_TASK OBJECTIVE_. Each entry below must be repeated exactly, with pictures left out.

_AVAILABLE DATA_.
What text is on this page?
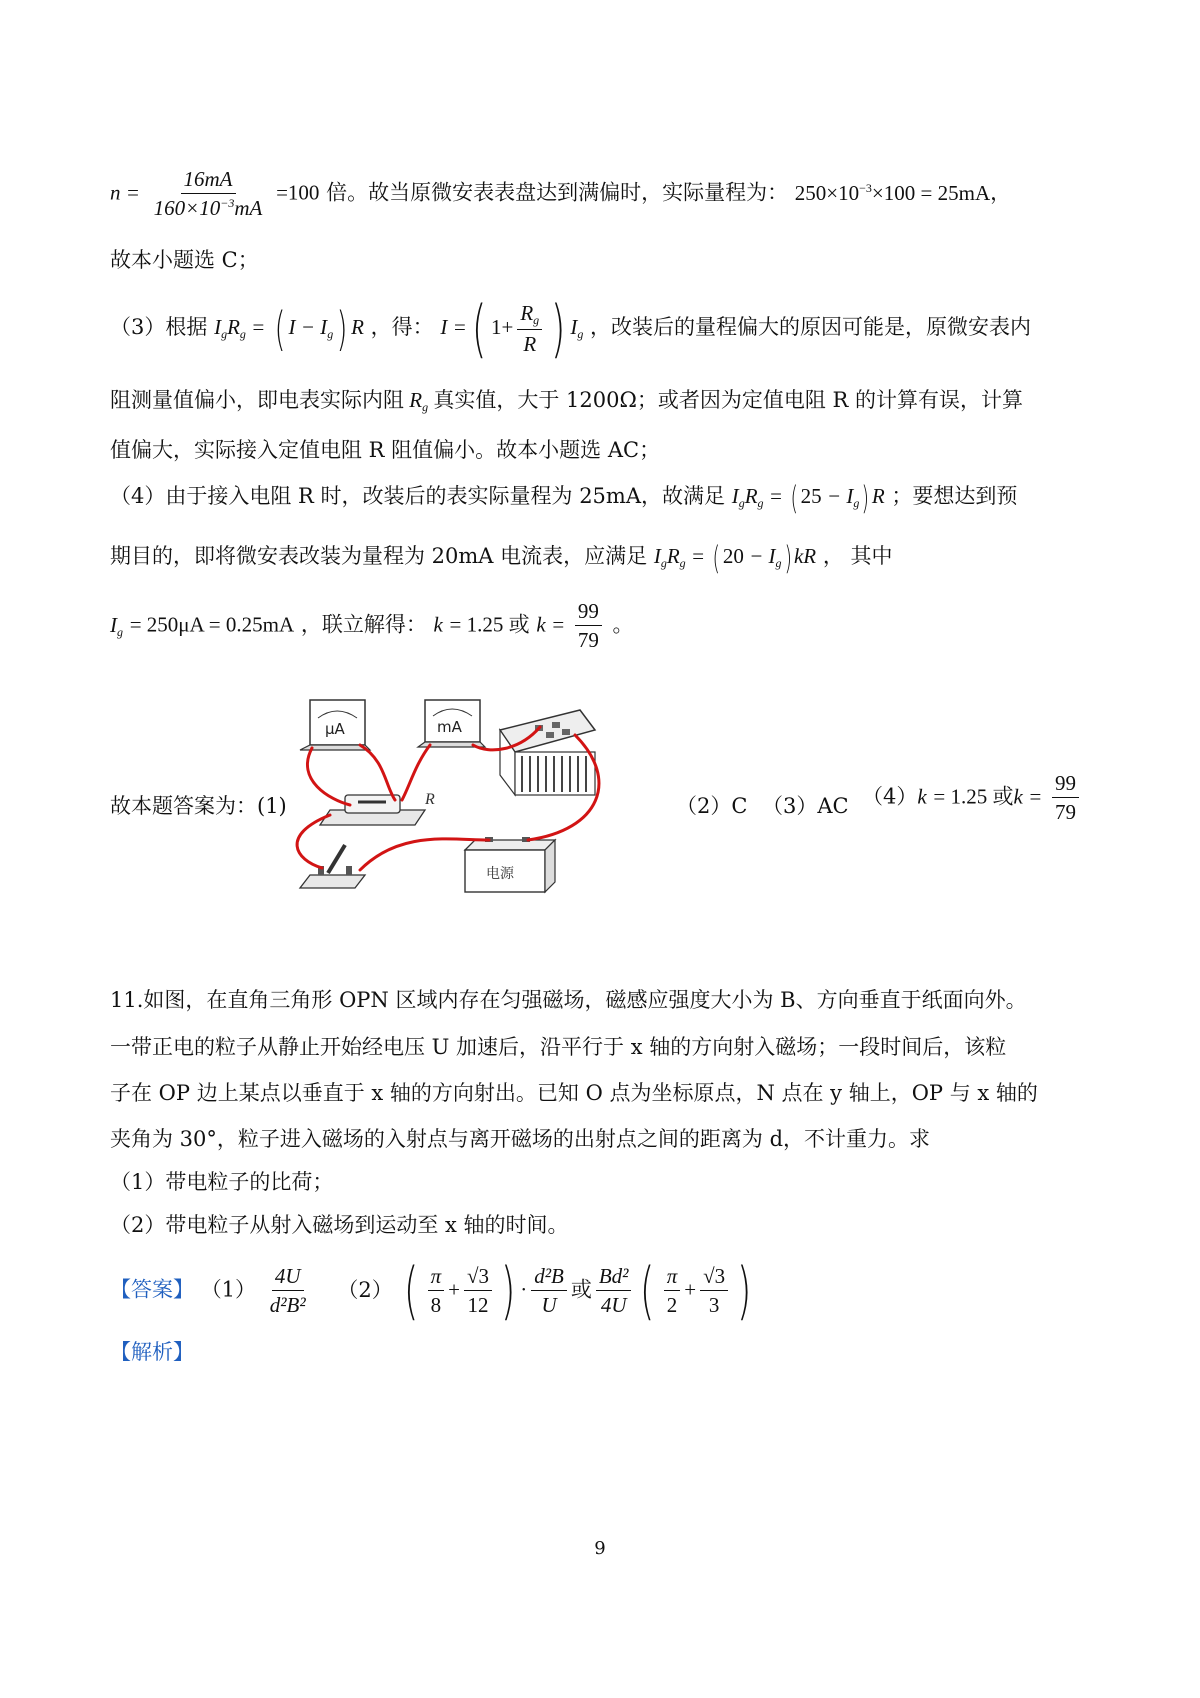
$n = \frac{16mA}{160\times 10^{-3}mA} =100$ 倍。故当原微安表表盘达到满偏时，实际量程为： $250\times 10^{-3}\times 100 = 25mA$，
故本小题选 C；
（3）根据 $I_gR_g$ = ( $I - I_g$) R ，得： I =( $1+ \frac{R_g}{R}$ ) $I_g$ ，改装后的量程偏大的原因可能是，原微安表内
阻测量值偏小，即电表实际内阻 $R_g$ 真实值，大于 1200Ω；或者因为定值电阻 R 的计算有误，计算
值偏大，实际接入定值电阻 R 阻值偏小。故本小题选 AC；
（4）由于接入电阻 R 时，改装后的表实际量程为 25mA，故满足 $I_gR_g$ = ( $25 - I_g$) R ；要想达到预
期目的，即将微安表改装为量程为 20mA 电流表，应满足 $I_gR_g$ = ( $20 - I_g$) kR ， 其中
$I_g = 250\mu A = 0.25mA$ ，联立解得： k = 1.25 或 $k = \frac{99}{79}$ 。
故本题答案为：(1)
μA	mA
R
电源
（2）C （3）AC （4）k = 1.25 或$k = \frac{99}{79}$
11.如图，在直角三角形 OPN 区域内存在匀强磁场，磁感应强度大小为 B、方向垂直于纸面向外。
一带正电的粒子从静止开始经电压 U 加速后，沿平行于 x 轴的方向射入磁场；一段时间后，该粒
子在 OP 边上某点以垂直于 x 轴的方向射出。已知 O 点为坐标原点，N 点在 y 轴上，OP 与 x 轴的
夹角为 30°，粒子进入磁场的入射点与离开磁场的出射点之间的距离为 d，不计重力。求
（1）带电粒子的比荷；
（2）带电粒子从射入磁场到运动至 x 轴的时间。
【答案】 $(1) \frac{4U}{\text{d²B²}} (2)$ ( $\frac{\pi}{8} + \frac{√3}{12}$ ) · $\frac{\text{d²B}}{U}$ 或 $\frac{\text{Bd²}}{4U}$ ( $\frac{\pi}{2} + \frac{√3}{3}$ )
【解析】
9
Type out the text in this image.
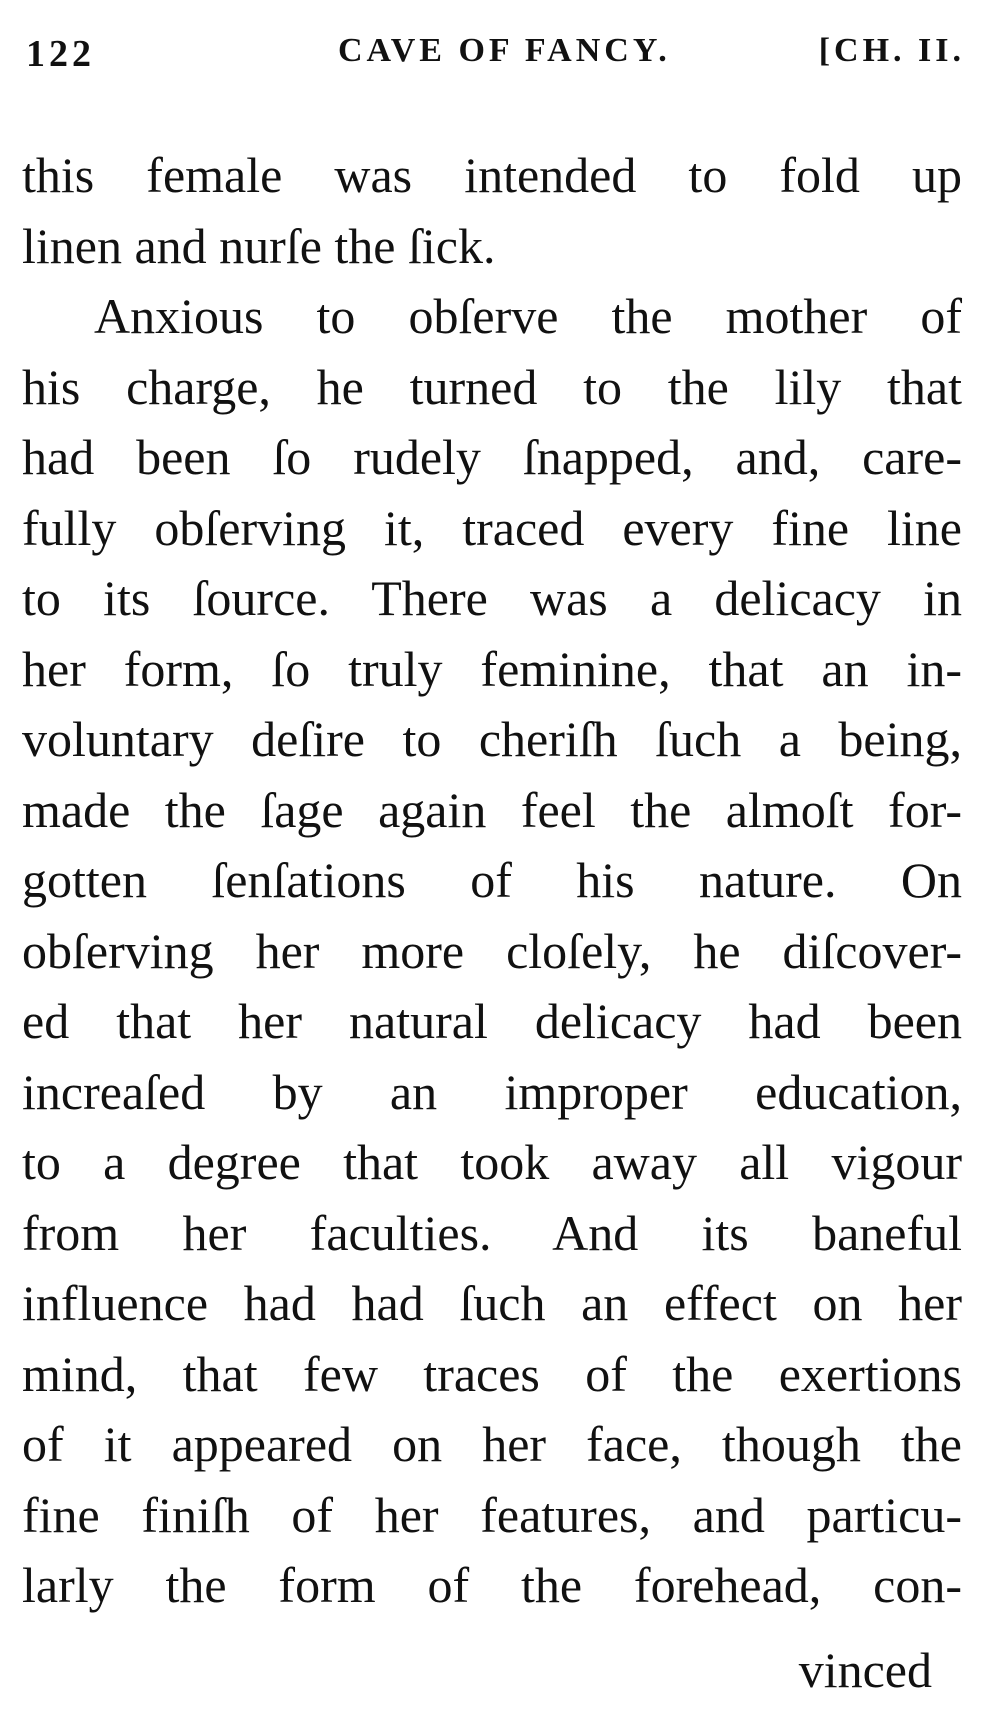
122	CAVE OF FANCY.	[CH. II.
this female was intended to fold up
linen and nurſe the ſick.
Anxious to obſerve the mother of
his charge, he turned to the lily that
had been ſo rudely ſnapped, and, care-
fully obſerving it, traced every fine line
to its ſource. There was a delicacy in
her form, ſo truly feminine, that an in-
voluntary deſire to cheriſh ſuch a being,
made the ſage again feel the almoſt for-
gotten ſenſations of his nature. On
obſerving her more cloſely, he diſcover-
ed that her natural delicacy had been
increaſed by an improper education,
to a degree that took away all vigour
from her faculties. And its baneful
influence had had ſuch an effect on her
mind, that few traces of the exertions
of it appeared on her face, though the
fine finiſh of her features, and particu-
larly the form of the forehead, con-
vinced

_SOLUTION FOR THIS EXERCISE_.
What text is on this page?
$n = \frac{16mA}{160\times 10^{-3}mA} =100$ 倍。故当原微安表表盘达到满偏时，实际量程为： $250\times 10^{-3}\times 100 = 25mA$，
故本小题选 C；
（3）根据 $I_gR_g$ = ( $I - I_g$) R ，得： I =( $1+ \frac{R_g}{R}$ ) $I_g$ ，改装后的量程偏大的原因可能是，原微安表内
阻测量值偏小，即电表实际内阻 $R_g$ 真实值，大于 1200Ω；或者因为定值电阻 R 的计算有误，计算
值偏大，实际接入定值电阻 R 阻值偏小。故本小题选 AC；
（4）由于接入电阻 R 时，改装后的表实际量程为 25mA，故满足 $I_gR_g$ = ( $25 - I_g$) R ；要想达到预
期目的，即将微安表改装为量程为 20mA 电流表，应满足 $I_gR_g$ = ( $20 - I_g$) kR ， 其中
$I_g = 250\mu A = 0.25mA$ ，联立解得： k = 1.25 或 $k = \frac{99}{79}$ 。
故本题答案为：(1)
μA	mA
R
电源
（2）C （3）AC （4）k = 1.25 或$k = \frac{99}{79}$
11.如图，在直角三角形 OPN 区域内存在匀强磁场，磁感应强度大小为 B、方向垂直于纸面向外。
一带正电的粒子从静止开始经电压 U 加速后，沿平行于 x 轴的方向射入磁场；一段时间后，该粒
子在 OP 边上某点以垂直于 x 轴的方向射出。已知 O 点为坐标原点，N 点在 y 轴上，OP 与 x 轴的
夹角为 30°，粒子进入磁场的入射点与离开磁场的出射点之间的距离为 d，不计重力。求
（1）带电粒子的比荷；
（2）带电粒子从射入磁场到运动至 x 轴的时间。
【答案】 $(1) \frac{4U}{\text{d²B²}} (2)$ ( $\frac{\pi}{8} + \frac{√3}{12}$ ) · $\frac{\text{d²B}}{U}$ 或 $\frac{\text{Bd²}}{4U}$ ( $\frac{\pi}{2} + \frac{√3}{3}$ )
【解析】
9
Type out the text in this image.
122	CAVE OF FANCY.	[CH. II.
this female was intended to fold up
linen and nurſe the ſick.
Anxious to obſerve the mother of
his charge, he turned to the lily that
had been ſo rudely ſnapped, and, care-
fully obſerving it, traced every fine line
to its ſource. There was a delicacy in
her form, ſo truly feminine, that an in-
voluntary deſire to cheriſh ſuch a being,
made the ſage again feel the almoſt for-
gotten ſenſations of his nature. On
obſerving her more cloſely, he diſcover-
ed that her natural delicacy had been
increaſed by an improper education,
to a degree that took away all vigour
from her faculties. And its baneful
influence had had ſuch an effect on her
mind, that few traces of the exertions
of it appeared on her face, though the
fine finiſh of her features, and particu-
larly the form of the forehead, con-
vinced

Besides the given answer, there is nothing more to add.